╭─ Provided data

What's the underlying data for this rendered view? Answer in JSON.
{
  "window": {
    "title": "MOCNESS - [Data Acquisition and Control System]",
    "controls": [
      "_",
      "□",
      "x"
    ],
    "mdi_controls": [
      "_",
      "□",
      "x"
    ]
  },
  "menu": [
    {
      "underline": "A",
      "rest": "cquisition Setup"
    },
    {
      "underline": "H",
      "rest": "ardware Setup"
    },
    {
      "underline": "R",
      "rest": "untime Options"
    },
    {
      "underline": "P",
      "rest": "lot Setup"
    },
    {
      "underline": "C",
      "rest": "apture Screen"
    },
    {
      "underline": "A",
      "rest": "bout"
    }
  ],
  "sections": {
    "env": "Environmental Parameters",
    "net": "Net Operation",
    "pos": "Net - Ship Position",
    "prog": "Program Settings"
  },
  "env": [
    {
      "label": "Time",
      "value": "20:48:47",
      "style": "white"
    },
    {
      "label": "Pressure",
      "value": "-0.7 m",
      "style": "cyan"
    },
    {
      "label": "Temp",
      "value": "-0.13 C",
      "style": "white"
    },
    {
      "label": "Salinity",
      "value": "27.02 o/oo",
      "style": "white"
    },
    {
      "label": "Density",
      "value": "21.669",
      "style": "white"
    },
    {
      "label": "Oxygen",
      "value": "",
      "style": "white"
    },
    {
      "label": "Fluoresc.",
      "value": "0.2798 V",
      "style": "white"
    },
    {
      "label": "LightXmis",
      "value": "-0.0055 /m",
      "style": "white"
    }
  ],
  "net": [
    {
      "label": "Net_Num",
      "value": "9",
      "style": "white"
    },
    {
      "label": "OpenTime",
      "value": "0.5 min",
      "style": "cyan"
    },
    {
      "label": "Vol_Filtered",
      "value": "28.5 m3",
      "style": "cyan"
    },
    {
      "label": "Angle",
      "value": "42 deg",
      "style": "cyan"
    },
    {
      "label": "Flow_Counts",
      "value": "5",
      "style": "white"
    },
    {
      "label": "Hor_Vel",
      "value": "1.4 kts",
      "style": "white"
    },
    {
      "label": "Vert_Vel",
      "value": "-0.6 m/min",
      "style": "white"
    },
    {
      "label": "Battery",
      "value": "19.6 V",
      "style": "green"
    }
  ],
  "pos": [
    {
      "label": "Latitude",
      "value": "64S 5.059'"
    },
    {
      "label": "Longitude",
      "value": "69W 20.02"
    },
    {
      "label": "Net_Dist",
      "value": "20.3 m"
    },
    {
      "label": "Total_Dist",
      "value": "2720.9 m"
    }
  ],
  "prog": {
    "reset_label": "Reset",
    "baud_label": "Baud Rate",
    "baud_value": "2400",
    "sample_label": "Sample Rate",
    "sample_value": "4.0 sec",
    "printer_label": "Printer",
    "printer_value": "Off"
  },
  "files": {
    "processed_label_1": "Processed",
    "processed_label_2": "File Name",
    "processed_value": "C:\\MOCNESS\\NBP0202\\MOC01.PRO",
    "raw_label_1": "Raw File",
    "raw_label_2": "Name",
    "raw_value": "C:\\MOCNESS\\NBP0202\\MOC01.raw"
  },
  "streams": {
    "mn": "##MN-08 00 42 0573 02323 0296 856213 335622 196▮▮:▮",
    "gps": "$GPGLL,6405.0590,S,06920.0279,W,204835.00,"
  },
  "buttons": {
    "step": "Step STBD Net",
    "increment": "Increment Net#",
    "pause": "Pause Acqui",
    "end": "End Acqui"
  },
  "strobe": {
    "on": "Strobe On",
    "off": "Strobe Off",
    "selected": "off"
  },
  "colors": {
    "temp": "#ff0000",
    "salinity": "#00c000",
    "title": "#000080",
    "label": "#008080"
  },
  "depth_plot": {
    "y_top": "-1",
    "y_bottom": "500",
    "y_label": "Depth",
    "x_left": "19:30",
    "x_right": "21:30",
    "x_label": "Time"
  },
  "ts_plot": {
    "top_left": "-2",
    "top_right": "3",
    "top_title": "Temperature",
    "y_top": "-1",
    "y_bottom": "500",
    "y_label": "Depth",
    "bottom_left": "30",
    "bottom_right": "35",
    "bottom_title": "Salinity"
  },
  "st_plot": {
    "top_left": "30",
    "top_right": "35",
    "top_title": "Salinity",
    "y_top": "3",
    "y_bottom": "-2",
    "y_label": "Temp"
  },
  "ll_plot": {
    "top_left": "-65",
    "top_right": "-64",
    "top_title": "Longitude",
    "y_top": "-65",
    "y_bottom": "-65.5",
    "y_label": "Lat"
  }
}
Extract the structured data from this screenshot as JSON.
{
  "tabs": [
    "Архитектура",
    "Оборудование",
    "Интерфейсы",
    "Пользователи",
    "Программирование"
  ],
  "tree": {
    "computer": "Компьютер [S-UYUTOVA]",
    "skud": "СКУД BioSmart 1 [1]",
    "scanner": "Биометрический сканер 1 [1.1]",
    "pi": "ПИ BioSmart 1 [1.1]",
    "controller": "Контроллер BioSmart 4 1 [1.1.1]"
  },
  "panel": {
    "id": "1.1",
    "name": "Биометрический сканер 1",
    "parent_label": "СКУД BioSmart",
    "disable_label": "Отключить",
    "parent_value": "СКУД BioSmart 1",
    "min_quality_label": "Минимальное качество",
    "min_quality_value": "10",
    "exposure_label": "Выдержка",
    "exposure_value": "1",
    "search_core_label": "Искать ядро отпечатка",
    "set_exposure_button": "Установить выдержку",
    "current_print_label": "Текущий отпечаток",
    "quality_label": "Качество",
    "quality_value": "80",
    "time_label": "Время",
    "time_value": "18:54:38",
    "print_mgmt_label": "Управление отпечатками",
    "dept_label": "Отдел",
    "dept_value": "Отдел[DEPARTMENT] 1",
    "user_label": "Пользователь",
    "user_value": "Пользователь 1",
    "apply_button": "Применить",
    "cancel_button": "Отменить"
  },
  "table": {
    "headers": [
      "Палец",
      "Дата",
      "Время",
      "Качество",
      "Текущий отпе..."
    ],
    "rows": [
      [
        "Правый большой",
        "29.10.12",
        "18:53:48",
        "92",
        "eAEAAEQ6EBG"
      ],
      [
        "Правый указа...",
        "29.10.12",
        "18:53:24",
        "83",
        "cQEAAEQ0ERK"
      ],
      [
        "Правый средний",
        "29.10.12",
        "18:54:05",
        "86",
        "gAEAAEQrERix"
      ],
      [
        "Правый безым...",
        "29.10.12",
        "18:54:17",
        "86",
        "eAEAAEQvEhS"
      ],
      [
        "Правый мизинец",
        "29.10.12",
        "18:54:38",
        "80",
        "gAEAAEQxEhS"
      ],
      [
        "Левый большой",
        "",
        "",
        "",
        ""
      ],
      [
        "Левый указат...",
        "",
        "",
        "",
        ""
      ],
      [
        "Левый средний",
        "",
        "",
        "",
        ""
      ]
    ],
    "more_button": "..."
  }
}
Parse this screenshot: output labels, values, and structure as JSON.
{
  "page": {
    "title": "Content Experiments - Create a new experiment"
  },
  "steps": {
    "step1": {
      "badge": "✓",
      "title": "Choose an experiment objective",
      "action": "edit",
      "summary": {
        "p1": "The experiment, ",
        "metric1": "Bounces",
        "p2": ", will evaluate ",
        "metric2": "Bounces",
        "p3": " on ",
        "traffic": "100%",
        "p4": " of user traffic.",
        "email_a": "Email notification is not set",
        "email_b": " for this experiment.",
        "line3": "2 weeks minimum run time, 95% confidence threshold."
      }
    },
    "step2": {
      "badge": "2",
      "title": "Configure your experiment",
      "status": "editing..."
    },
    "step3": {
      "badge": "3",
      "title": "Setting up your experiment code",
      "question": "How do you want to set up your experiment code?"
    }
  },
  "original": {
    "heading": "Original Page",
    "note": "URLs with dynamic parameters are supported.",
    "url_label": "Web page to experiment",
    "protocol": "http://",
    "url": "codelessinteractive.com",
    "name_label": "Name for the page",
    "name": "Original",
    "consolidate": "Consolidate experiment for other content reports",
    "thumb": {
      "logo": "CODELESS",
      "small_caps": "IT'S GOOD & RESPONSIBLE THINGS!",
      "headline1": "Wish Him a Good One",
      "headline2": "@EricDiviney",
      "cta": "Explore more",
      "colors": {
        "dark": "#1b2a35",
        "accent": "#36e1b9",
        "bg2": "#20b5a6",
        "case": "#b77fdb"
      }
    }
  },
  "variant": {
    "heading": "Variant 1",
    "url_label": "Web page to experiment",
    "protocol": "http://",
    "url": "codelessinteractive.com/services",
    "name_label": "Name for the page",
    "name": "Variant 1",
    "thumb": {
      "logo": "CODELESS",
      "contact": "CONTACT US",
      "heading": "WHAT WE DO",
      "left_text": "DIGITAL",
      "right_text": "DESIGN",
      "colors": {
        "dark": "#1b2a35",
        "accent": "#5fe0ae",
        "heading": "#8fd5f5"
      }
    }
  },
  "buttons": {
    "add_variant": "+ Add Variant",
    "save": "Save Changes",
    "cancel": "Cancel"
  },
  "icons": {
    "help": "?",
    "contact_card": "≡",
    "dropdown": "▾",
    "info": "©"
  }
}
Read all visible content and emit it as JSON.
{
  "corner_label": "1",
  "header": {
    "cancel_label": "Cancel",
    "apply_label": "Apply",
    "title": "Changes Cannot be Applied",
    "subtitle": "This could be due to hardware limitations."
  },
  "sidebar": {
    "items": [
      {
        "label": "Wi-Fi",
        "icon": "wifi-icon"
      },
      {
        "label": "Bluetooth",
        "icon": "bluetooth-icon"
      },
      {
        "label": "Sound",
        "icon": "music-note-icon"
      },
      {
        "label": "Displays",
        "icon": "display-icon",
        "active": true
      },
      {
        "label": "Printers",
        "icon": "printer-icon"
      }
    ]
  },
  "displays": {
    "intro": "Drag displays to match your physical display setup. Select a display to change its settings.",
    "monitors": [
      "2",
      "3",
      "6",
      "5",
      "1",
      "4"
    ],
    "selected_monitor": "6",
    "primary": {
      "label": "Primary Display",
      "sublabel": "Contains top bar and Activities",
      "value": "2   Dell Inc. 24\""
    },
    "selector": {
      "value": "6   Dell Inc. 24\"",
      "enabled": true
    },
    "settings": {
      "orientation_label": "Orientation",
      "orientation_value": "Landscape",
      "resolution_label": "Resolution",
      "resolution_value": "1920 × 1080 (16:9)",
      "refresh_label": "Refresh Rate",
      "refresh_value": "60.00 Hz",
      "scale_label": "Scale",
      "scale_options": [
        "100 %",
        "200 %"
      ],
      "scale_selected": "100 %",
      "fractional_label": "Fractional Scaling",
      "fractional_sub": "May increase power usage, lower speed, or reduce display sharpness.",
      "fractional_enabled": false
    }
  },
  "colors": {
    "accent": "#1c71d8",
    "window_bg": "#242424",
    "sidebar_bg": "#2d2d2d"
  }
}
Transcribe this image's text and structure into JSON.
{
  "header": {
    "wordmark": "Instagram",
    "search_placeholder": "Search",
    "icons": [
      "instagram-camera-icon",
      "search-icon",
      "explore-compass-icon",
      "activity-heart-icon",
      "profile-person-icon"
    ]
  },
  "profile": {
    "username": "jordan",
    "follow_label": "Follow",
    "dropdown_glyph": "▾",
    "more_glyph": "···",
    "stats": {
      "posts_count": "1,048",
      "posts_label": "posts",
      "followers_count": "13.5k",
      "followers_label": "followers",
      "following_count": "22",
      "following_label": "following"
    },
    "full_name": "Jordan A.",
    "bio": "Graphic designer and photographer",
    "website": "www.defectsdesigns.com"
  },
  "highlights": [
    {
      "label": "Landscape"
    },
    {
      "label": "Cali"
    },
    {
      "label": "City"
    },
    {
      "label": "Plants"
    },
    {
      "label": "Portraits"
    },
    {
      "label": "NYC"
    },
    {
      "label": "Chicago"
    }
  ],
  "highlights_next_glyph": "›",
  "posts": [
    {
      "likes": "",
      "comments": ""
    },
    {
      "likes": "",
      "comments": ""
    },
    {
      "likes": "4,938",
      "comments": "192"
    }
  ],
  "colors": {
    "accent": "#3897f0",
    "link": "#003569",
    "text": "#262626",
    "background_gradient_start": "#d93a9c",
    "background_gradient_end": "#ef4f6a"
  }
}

╰─

[Task] For the data above, state only how many lines include the word "Правый".

[Solution to this exercise] 5